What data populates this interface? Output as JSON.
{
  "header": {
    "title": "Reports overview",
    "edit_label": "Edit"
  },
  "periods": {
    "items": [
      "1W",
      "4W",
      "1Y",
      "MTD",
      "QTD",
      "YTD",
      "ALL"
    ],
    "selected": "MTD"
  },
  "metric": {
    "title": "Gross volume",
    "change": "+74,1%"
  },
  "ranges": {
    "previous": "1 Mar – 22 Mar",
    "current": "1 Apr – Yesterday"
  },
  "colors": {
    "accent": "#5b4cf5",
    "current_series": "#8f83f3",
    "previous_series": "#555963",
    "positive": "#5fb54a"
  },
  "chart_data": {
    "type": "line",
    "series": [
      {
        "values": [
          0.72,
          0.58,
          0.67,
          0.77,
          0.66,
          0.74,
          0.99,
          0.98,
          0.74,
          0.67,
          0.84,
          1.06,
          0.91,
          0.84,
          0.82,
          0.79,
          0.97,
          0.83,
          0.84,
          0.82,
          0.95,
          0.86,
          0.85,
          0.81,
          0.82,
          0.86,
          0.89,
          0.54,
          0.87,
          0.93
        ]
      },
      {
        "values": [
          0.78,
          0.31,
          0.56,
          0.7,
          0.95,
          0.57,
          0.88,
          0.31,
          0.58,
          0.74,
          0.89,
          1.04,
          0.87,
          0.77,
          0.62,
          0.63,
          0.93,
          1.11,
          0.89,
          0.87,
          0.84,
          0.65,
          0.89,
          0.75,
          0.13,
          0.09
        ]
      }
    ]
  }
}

--

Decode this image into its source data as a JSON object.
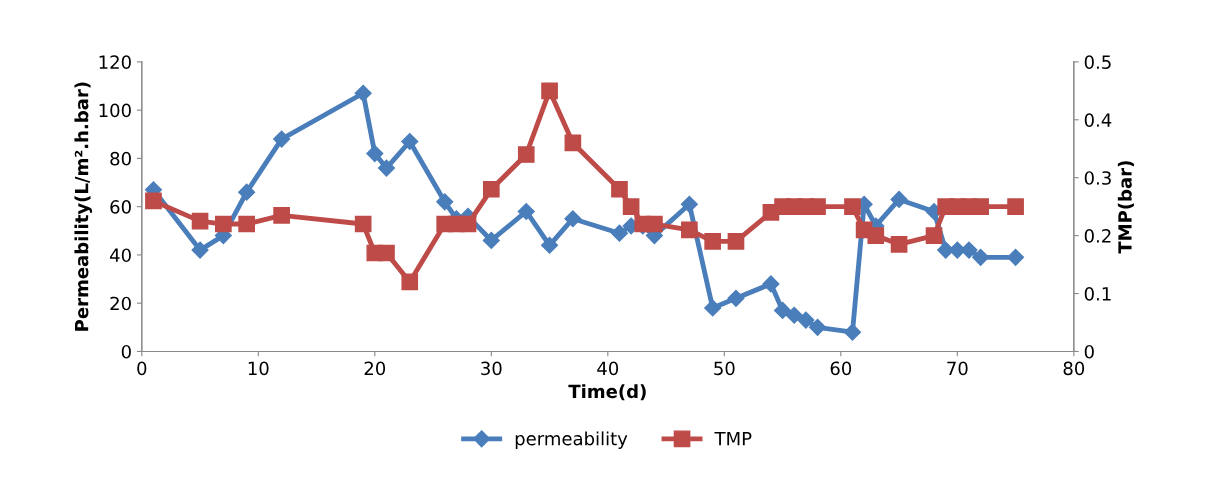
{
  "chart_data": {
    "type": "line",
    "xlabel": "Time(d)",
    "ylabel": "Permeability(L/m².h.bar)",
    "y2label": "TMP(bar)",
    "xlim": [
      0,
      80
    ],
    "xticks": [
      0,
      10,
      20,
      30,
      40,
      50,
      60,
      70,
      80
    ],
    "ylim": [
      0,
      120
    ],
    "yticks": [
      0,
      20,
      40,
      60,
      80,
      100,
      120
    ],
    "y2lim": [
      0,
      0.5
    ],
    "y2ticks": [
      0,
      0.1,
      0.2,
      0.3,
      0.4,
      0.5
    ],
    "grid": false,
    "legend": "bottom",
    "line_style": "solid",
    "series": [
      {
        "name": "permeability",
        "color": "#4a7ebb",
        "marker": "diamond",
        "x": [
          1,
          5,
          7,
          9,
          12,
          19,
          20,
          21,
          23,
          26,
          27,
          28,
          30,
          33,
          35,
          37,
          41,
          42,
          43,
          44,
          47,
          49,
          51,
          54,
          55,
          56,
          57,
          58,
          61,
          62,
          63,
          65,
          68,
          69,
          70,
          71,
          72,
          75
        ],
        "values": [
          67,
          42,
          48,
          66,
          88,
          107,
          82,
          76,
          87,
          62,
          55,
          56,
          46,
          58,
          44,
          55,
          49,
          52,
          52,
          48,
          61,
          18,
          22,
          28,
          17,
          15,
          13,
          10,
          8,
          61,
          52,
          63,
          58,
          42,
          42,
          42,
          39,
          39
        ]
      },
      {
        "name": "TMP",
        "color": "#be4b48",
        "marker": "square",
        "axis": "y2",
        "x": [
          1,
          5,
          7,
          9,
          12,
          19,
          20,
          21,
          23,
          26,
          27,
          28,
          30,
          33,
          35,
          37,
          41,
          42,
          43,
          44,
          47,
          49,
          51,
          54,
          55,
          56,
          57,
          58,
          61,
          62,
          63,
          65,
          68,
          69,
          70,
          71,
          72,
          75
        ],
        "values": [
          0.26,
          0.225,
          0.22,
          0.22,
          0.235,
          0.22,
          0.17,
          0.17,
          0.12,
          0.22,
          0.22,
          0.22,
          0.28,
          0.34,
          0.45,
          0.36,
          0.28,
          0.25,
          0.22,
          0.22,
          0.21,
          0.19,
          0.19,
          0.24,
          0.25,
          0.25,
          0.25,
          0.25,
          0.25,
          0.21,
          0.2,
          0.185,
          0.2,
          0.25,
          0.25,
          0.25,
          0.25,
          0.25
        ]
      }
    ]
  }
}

--

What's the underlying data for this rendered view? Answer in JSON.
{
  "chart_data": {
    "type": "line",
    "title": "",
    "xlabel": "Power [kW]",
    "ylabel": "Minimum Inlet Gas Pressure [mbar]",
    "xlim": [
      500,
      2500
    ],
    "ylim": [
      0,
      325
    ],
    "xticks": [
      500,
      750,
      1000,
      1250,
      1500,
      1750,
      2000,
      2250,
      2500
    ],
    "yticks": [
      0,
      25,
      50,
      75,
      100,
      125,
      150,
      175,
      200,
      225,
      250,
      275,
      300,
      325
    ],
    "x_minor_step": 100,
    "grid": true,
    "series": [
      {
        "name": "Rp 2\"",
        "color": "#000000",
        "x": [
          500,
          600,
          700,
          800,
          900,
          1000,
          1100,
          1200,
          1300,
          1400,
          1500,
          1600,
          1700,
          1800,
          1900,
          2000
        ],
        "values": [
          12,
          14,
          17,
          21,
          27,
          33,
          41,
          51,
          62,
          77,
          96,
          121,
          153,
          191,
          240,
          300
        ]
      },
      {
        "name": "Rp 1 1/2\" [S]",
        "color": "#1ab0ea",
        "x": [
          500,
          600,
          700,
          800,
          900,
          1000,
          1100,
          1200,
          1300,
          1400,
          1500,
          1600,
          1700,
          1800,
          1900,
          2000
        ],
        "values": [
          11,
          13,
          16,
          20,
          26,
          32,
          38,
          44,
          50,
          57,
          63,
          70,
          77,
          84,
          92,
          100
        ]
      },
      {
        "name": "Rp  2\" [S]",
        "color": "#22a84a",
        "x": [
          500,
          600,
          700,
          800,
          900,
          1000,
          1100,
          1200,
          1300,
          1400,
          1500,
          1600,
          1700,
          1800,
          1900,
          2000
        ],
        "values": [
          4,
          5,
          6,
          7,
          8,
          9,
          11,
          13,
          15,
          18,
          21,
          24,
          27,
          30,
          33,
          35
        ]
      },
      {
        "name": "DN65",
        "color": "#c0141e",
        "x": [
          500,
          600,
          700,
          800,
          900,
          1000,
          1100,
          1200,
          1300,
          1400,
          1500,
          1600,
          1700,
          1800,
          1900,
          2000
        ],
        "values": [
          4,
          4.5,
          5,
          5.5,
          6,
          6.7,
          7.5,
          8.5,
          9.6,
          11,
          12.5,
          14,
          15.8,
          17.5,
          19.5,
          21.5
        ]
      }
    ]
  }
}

What to do
What is the number of lines that hold the string "title"? Give it alone.

Solved exercise
3